*** DATASET EXCERPTS ***

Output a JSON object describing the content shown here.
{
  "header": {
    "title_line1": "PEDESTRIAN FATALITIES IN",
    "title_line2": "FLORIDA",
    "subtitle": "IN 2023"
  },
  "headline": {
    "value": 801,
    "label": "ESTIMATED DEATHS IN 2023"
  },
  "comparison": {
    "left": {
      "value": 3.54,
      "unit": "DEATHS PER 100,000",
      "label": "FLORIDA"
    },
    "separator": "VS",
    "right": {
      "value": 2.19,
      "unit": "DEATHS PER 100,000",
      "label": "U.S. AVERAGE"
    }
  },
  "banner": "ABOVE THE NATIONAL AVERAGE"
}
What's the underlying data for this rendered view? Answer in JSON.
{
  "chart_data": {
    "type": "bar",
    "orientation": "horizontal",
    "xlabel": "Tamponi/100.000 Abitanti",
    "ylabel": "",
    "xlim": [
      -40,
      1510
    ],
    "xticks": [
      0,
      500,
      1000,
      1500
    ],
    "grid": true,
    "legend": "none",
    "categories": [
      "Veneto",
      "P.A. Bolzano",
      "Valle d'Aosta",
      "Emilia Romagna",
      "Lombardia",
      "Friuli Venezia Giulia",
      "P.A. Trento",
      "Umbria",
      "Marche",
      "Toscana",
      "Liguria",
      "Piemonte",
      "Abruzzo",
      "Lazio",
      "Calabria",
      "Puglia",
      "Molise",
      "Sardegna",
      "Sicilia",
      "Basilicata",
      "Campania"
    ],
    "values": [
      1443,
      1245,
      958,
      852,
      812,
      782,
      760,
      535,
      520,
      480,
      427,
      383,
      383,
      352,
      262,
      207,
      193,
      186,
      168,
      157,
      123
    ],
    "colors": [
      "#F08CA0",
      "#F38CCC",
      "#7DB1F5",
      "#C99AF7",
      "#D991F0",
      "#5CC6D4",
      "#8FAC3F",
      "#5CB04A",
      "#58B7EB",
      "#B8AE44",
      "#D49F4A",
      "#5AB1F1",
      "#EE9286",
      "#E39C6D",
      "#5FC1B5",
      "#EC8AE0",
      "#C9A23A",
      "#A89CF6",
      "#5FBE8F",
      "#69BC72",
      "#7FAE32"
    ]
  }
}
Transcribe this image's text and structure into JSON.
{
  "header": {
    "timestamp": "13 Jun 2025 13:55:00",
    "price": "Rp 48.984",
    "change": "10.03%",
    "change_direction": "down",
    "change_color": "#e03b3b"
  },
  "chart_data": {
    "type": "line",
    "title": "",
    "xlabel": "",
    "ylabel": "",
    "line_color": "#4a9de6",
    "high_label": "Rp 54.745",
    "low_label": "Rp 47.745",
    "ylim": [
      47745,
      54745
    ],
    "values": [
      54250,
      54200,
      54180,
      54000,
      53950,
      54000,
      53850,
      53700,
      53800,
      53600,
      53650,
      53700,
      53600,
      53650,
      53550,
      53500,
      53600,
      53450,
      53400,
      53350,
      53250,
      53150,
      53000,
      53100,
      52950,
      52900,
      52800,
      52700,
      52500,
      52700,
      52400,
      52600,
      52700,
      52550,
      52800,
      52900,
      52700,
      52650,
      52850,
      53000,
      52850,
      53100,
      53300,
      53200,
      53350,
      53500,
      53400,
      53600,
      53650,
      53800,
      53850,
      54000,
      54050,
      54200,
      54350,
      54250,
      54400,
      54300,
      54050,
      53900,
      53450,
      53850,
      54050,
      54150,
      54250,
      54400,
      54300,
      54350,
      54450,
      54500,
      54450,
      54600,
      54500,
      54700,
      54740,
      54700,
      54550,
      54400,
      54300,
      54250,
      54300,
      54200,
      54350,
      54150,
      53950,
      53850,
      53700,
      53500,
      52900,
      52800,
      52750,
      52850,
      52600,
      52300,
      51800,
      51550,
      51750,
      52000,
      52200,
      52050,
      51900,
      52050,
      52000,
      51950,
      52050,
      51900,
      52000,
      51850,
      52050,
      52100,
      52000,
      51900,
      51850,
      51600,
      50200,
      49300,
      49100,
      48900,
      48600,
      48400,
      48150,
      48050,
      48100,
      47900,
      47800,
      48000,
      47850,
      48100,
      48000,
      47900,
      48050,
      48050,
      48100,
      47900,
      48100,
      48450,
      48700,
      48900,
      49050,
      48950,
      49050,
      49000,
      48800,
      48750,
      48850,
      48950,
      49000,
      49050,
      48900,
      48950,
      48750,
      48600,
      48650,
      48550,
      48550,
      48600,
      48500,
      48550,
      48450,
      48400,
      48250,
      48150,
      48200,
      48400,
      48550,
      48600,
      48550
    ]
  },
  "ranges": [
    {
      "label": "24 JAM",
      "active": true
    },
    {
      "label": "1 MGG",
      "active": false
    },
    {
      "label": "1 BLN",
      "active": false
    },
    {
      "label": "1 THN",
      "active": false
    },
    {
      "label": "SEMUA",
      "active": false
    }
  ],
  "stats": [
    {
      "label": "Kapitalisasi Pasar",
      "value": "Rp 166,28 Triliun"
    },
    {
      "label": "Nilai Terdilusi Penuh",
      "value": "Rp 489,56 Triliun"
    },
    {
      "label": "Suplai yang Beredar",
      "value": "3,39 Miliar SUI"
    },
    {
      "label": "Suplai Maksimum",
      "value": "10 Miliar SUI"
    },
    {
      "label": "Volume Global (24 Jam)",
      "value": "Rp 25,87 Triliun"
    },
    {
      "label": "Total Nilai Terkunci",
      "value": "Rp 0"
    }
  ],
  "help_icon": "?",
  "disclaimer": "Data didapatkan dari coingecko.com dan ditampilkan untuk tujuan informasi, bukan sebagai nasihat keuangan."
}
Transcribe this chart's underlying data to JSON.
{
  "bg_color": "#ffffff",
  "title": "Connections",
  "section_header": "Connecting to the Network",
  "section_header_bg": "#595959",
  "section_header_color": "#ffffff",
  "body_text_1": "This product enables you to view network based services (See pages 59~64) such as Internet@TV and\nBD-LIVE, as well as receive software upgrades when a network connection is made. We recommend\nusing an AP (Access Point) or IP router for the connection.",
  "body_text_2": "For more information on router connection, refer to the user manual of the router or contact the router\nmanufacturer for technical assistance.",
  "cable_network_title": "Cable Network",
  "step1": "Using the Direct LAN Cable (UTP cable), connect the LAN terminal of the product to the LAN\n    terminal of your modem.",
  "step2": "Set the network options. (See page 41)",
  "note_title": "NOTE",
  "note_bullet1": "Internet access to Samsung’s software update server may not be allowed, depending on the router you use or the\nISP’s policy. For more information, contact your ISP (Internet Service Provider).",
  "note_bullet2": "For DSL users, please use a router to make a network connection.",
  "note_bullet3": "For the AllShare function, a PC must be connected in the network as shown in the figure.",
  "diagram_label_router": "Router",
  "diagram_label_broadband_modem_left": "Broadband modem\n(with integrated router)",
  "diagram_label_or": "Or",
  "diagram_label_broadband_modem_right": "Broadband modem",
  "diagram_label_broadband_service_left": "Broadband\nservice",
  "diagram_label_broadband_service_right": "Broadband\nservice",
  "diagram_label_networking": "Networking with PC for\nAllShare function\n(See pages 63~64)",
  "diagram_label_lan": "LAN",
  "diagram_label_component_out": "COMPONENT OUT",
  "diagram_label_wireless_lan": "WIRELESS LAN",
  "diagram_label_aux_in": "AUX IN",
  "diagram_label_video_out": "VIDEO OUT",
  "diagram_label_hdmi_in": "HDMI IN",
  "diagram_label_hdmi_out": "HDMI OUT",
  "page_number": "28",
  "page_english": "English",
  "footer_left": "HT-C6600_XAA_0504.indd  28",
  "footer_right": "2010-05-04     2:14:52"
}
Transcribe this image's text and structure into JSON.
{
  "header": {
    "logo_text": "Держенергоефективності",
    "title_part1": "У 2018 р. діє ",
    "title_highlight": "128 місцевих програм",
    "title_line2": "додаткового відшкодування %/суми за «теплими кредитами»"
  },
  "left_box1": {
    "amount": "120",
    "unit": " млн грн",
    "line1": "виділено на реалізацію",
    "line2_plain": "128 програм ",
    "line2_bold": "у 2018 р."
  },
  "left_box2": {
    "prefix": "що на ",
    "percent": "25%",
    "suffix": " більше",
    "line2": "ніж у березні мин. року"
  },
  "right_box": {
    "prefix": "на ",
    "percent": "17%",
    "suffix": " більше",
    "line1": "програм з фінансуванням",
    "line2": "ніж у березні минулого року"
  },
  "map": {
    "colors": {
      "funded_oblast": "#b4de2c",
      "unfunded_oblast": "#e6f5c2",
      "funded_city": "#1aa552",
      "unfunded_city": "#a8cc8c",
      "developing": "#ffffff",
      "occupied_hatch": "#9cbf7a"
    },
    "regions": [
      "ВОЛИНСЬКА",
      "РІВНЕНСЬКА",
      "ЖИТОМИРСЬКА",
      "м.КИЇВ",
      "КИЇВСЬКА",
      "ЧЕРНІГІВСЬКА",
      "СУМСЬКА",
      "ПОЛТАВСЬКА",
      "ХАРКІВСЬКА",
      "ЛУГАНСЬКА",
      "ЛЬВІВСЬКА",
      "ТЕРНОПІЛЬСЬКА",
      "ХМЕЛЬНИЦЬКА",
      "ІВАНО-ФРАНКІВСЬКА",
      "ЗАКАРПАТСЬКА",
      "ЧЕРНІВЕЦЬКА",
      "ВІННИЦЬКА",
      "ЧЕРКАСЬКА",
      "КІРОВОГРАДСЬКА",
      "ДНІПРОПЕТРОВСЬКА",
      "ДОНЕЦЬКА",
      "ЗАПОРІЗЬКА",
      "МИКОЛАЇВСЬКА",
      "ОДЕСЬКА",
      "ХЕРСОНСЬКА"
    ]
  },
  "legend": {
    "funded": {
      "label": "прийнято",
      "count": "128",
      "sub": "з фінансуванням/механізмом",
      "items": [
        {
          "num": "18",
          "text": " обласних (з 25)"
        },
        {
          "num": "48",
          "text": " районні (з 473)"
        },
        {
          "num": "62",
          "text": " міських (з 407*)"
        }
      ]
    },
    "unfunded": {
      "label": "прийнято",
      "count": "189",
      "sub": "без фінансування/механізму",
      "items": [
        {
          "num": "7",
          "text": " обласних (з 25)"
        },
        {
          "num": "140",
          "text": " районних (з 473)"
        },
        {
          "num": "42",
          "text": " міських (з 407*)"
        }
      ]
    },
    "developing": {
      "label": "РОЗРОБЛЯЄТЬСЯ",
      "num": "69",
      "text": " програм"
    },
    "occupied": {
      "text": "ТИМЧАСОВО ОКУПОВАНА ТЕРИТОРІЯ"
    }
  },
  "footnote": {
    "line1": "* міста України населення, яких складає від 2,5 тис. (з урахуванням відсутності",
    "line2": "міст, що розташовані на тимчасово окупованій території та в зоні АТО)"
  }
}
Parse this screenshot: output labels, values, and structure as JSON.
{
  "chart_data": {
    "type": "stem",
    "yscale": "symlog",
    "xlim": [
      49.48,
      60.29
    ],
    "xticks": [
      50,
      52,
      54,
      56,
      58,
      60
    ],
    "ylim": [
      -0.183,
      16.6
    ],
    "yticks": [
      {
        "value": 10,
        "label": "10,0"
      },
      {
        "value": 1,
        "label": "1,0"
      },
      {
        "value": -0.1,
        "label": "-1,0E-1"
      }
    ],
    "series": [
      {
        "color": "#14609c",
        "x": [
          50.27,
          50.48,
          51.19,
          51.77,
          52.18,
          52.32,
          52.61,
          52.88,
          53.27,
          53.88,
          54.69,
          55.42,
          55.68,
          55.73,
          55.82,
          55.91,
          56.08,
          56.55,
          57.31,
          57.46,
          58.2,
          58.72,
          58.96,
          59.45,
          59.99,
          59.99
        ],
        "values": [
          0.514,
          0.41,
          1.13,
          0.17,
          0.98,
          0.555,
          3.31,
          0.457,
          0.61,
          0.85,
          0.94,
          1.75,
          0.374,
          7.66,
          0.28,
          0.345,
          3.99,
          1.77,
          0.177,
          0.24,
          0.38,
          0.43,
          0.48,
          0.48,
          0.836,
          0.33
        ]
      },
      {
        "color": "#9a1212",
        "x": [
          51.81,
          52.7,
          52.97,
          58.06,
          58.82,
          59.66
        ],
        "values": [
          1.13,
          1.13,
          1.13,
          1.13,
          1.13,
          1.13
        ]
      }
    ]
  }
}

***

### [TASK TO COMPLETE]
Find the lines above that contain the word "березні" and collect them.

### [ANSWER]
    "line2": "ніж у березні мин. року"
    "line2": "ніж у березні минулого року"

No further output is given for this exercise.